Required work: In the material below, find all lines with the string "stxwdpu" and copy them.

----

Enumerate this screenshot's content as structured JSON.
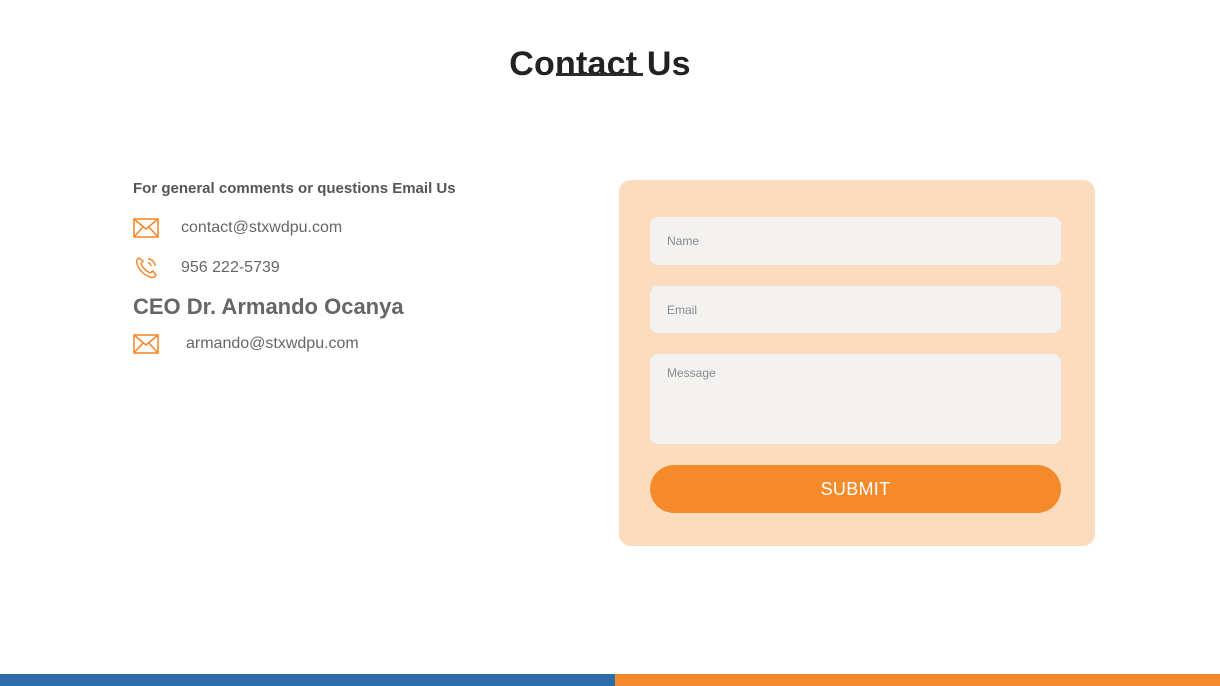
{
  "page": {
    "title": "Contact Us"
  },
  "info": {
    "heading": "For general comments or questions Email Us",
    "email": "contact@stxwdpu.com",
    "phone": "956 222-5739",
    "ceo_name": "CEO Dr. Armando Ocanya",
    "ceo_email": "armando@stxwdpu.com"
  },
  "form": {
    "name_placeholder": "Name",
    "email_placeholder": "Email",
    "message_placeholder": "Message",
    "submit_label": "SUBMIT"
  },
  "colors": {
    "accent_orange": "#f58a2b",
    "card_background": "#fbdcbe",
    "footer_blue": "#2d6ca8",
    "field_background": "#f3f2f1"
  },
  "icons": {
    "email": "envelope-icon",
    "phone": "phone-icon"
  }
}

----

Full response:
    "email": "contact@stxwdpu.com",
    "ceo_email": "armando@stxwdpu.com"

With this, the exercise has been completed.